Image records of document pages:
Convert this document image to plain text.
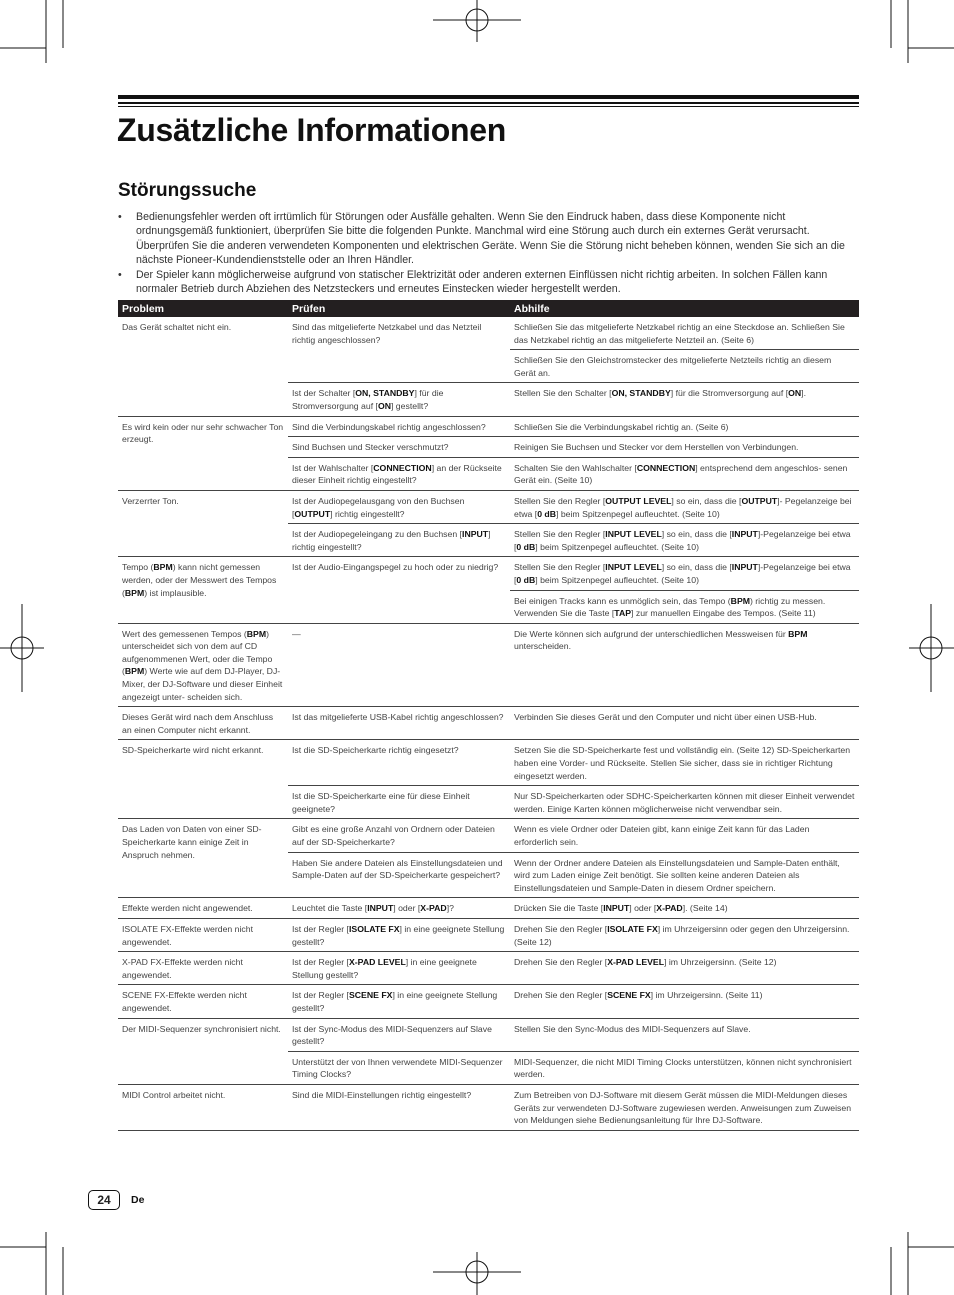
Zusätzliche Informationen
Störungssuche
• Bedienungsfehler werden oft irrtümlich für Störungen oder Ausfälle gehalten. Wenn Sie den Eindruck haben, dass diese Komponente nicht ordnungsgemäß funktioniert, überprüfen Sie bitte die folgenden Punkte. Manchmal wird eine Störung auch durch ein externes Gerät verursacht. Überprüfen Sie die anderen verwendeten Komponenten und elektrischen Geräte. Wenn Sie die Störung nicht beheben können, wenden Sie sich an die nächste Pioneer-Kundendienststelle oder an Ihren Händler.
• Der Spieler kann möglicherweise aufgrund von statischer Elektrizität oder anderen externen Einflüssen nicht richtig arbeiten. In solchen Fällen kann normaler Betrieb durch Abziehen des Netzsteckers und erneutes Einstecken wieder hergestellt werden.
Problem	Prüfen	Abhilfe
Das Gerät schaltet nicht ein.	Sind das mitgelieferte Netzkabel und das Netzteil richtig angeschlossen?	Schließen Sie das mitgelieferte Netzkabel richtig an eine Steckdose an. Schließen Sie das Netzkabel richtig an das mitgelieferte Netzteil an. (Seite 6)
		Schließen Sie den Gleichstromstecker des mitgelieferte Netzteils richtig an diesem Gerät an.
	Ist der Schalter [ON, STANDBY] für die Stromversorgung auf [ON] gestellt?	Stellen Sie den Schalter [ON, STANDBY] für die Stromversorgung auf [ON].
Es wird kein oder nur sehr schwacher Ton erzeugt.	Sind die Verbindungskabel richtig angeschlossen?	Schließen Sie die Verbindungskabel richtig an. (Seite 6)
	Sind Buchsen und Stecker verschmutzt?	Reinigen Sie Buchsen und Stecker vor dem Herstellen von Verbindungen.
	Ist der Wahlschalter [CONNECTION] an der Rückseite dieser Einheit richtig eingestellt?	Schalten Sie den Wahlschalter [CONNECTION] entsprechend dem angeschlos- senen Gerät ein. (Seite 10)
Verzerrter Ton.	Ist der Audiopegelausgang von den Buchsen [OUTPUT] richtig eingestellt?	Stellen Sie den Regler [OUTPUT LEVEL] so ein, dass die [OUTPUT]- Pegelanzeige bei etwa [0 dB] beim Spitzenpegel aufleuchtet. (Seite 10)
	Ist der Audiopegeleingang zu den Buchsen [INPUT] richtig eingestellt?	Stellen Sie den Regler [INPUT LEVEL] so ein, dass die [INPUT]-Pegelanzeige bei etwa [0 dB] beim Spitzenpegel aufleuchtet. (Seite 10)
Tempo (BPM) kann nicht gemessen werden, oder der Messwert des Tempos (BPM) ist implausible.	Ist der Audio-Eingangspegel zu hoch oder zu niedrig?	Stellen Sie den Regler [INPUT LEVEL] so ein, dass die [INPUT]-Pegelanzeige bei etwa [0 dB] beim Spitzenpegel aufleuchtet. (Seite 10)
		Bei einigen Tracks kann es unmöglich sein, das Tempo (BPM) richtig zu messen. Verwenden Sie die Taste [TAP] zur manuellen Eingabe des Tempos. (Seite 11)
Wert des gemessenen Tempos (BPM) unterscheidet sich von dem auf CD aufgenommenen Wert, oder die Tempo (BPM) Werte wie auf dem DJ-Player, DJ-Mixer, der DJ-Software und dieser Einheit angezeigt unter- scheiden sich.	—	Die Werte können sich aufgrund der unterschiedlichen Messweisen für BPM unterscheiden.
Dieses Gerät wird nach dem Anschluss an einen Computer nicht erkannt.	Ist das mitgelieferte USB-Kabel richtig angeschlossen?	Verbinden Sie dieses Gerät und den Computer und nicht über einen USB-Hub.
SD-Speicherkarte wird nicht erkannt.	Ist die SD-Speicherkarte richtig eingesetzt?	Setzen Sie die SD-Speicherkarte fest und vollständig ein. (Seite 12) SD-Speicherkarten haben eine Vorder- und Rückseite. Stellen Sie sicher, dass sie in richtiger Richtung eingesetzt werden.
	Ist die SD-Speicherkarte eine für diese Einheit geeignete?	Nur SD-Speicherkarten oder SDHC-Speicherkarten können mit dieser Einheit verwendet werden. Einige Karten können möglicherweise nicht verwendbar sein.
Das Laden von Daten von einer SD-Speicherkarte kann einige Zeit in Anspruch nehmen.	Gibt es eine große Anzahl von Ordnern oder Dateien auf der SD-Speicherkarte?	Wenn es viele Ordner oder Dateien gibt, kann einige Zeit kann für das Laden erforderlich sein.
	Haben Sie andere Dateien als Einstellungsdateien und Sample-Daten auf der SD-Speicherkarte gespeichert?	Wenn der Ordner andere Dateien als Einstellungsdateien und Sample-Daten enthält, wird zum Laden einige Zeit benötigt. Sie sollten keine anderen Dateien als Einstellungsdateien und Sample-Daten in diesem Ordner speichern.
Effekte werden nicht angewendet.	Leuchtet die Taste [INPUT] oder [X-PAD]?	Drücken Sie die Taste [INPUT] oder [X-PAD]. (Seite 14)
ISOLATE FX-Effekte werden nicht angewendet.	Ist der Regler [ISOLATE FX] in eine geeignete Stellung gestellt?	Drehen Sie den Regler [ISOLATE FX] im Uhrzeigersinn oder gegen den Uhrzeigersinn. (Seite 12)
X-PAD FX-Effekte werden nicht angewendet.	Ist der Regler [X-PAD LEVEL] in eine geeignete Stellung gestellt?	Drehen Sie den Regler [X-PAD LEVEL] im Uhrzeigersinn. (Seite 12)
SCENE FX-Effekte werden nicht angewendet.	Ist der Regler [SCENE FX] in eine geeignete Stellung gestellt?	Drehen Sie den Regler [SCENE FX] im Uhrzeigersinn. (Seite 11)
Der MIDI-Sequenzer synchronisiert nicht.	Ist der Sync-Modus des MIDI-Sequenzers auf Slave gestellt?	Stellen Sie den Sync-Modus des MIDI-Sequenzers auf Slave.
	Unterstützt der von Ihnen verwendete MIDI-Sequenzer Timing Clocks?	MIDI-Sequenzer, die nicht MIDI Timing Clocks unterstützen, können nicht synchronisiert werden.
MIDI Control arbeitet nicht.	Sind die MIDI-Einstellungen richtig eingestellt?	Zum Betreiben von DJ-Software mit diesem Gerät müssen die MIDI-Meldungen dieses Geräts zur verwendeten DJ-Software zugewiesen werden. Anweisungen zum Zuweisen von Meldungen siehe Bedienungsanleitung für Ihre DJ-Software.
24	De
---
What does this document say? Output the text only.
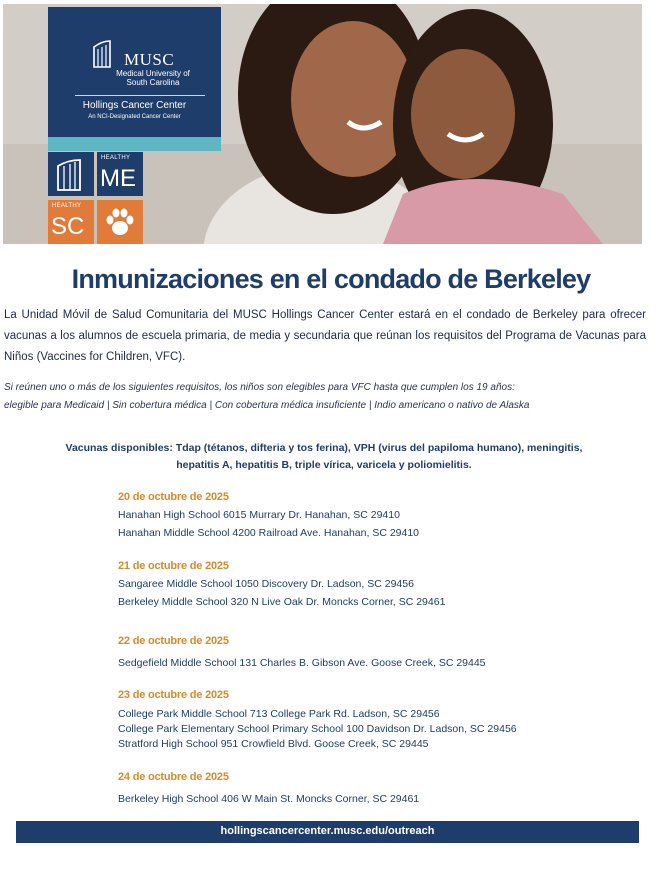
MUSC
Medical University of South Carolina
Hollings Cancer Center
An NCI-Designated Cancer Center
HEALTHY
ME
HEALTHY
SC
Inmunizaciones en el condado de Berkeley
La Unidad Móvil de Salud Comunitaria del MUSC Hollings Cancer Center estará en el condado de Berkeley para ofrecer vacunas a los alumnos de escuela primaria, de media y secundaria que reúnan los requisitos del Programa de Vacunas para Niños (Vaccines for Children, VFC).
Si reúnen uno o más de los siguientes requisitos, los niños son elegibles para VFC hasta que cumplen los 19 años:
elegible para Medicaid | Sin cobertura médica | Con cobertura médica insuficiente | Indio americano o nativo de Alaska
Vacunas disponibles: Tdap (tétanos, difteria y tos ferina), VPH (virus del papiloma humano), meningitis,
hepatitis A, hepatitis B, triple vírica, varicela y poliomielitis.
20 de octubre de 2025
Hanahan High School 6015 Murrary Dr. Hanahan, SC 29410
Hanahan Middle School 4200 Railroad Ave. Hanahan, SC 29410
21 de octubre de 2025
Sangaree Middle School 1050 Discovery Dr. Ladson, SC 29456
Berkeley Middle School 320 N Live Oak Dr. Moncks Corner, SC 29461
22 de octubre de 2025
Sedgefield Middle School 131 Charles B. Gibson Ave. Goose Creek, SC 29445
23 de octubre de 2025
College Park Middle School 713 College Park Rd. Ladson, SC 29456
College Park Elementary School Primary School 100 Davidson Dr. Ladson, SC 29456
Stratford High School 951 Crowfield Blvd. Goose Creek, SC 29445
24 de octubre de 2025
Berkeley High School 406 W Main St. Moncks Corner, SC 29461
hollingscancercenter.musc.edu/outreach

PROBLEM DETAILS: Among the records, find the lines that contain "this" and copy each of them.

EXERCISE RESPONSE:
Convert this document image to plain text.
What does this document say? Output the text only.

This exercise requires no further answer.